• [Direction] Below are some records. Count the lines with "oktober" in them and give nothing but the total.
---
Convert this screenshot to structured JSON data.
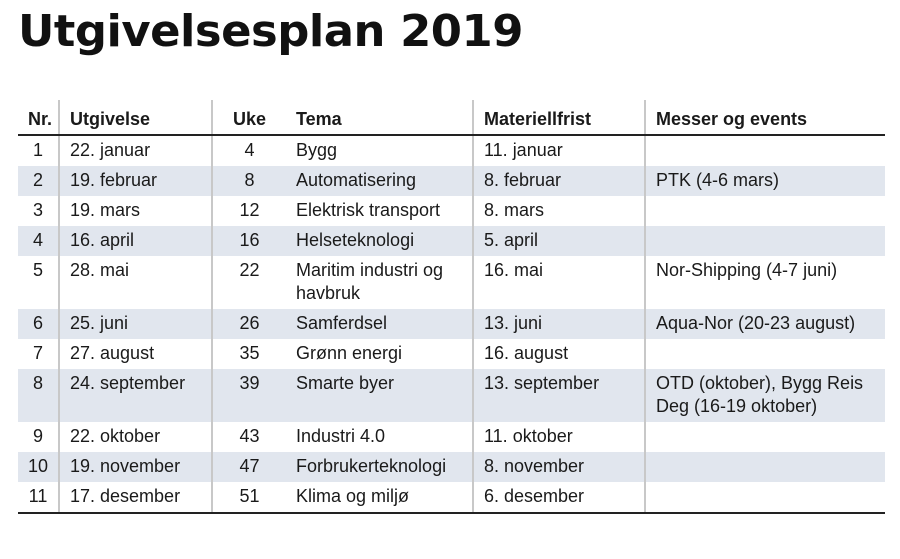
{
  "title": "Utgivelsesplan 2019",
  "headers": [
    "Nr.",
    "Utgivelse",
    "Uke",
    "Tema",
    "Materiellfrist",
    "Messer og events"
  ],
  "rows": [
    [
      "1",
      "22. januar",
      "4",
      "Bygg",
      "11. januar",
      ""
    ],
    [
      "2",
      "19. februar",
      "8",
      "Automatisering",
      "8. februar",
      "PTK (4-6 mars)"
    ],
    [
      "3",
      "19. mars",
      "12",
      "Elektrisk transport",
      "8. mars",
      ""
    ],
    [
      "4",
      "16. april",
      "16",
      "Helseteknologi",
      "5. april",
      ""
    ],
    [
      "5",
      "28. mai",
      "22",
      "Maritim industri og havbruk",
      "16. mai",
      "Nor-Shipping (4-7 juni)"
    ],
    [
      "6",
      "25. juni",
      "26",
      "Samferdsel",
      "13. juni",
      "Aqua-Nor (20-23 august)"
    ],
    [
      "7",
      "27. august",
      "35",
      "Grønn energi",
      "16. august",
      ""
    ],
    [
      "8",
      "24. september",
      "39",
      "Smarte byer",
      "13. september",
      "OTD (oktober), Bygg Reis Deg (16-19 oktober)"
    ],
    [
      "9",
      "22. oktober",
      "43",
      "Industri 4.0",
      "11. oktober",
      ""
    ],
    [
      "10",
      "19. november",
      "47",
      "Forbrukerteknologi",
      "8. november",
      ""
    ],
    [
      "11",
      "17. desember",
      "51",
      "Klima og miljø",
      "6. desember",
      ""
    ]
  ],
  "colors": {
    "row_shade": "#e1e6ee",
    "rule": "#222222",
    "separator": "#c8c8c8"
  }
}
---
• [Exercise result] 3